- _Directions for this task_:
Set down the full listing exactly as given. Any pictures are to be left out.

(Saved entries)
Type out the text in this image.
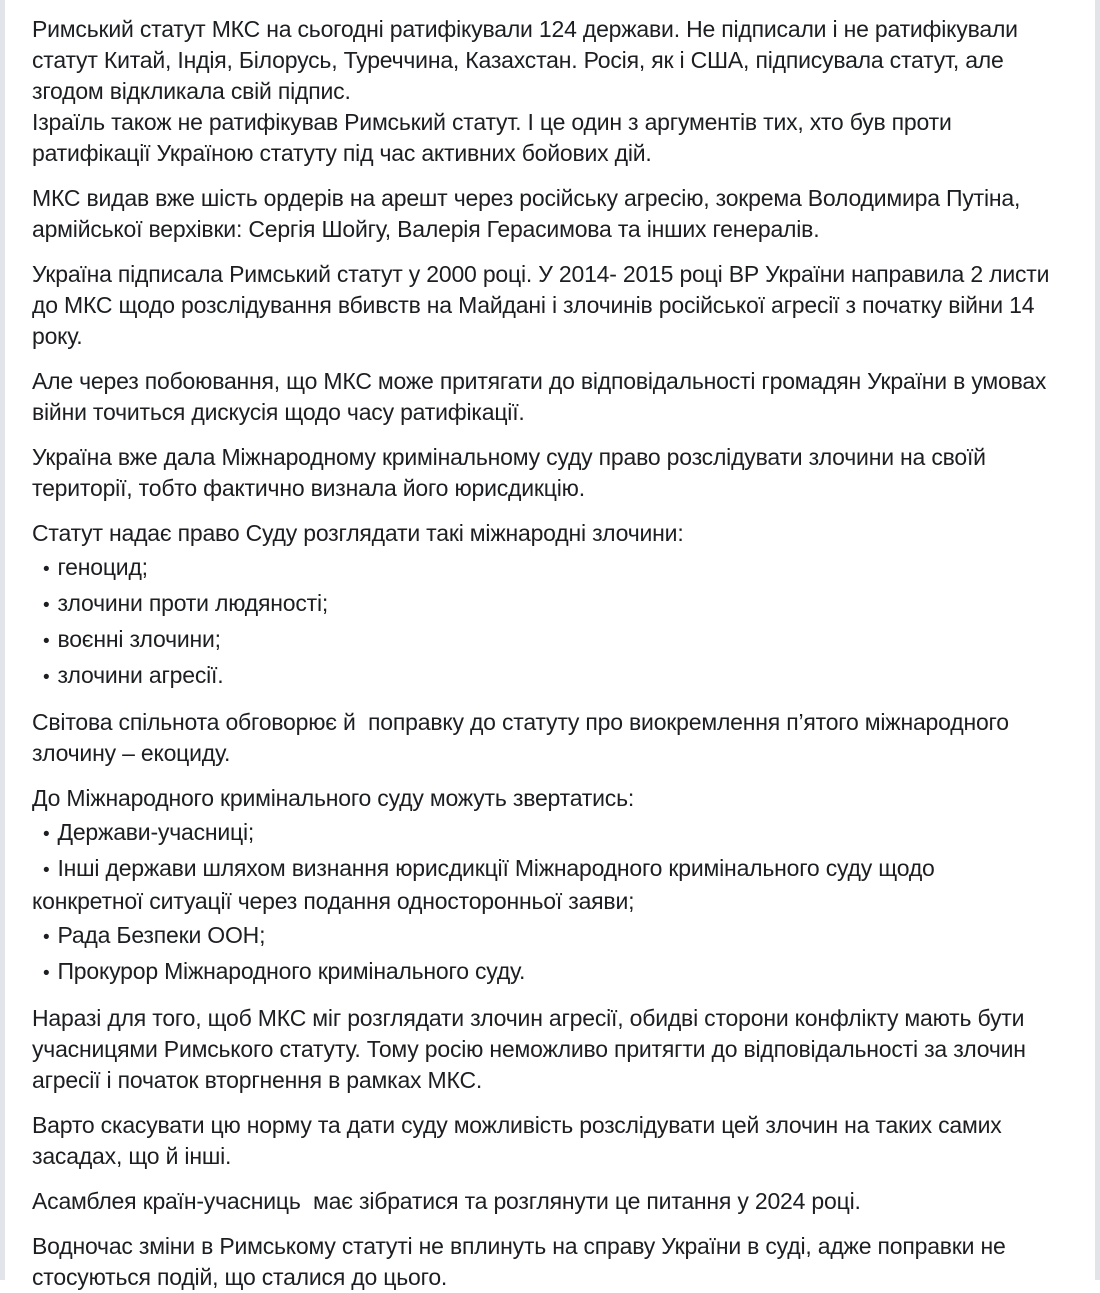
Римський статут МКС на сьогодні ратифікували 124 держави. Не підписали і не ратифікували статут Китай, Індія, Білорусь, Туреччина, Казахстан. Росія, як і США, підписувала статут, але згодом відкликала свій підпис.
Ізраїль також не ратифікував Римський статут. І це один з аргументів тих, хто був проти ратифікації Україною статуту під час активних бойових дій.
МКС видав вже шість ордерів на арешт через російську агресію, зокрема Володимира Путіна, армійської верхівки: Сергія Шойгу, Валерія Герасимова та інших генералів.
Україна підписала Римський статут у 2000 році. У 2014- 2015 році ВР України направила 2 листи до МКС щодо розслідування вбивств на Майдані і злочинів російської агресії з початку війни 14 року.
Але через побоювання, що МКС може притягати до відповідальності громадян України в умовах війни точиться дискусія щодо часу ратифікації.
Україна вже дала Міжнародному кримінальному суду право розслідувати злочини на своїй території, тобто фактично визнала його юрисдикцію.
Статут надає право Суду розглядати такі міжнародні злочини:
• геноцид;
• злочини проти людяності;
• воєнні злочини;
• злочини агресії.
Світова спільнота обговорює й  поправку до статуту про виокремлення п’ятого міжнародного злочину – екоциду.
До Міжнародного кримінального суду можуть звертатись:
• Держави-учасниці;
• Інші держави шляхом визнання юрисдикції Міжнародного кримінального суду щодо конкретної ситуації через подання односторонньої заяви;
• Рада Безпеки ООН;
• Прокурор Міжнародного кримінального суду.
Наразі для того, щоб МКС міг розглядати злочин агресії, обидві сторони конфлікту мають бути учасницями Римського статуту. Тому росію неможливо притягти до відповідальності за злочин агресії і початок вторгнення в рамках МКС.
Варто скасувати цю норму та дати суду можливість розслідувати цей злочин на таких самих засадах, що й інші.
Асамблея країн-учасниць  має зібратися та розглянути це питання у 2024 році.
Водночас зміни в Римському статуті не вплинуть на справу України в суді, адже поправки не стосуються подій, що сталися до цього.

- _Solution for this task_:
Type out the text in this image.
Римський статут МКС на сьогодні ратифікували 124 держави. Не підписали і не ратифікували статут Китай, Індія, Білорусь, Туреччина, Казахстан. Росія, як і США, підписувала статут, але згодом відкликала свій підпис.
Ізраїль також не ратифікував Римський статут. І це один з аргументів тих, хто був проти ратифікації Україною статуту під час активних бойових дій.
МКС видав вже шість ордерів на арешт через російську агресію, зокрема Володимира Путіна, армійської верхівки: Сергія Шойгу, Валерія Герасимова та інших генералів.
Україна підписала Римський статут у 2000 році. У 2014- 2015 році ВР України направила 2 листи до МКС щодо розслідування вбивств на Майдані і злочинів російської агресії з початку війни 14 року.
Але через побоювання, що МКС може притягати до відповідальності громадян України в умовах війни точиться дискусія щодо часу ратифікації.
Україна вже дала Міжнародному кримінальному суду право розслідувати злочини на своїй території, тобто фактично визнала його юрисдикцію.
Статут надає право Суду розглядати такі міжнародні злочини:
• геноцид;
• злочини проти людяності;
• воєнні злочини;
• злочини агресії.
Світова спільнота обговорює й  поправку до статуту про виокремлення п’ятого міжнародного злочину – екоциду.
До Міжнародного кримінального суду можуть звертатись:
• Держави-учасниці;
• Інші держави шляхом визнання юрисдикції Міжнародного кримінального суду щодо конкретної ситуації через подання односторонньої заяви;
• Рада Безпеки ООН;
• Прокурор Міжнародного кримінального суду.
Наразі для того, щоб МКС міг розглядати злочин агресії, обидві сторони конфлікту мають бути учасницями Римського статуту. Тому росію неможливо притягти до відповідальності за злочин агресії і початок вторгнення в рамках МКС.
Варто скасувати цю норму та дати суду можливість розслідувати цей злочин на таких самих засадах, що й інші.
Асамблея країн-учасниць  має зібратися та розглянути це питання у 2024 році.
Водночас зміни в Римському статуті не вплинуть на справу України в суді, адже поправки не стосуються подій, що сталися до цього.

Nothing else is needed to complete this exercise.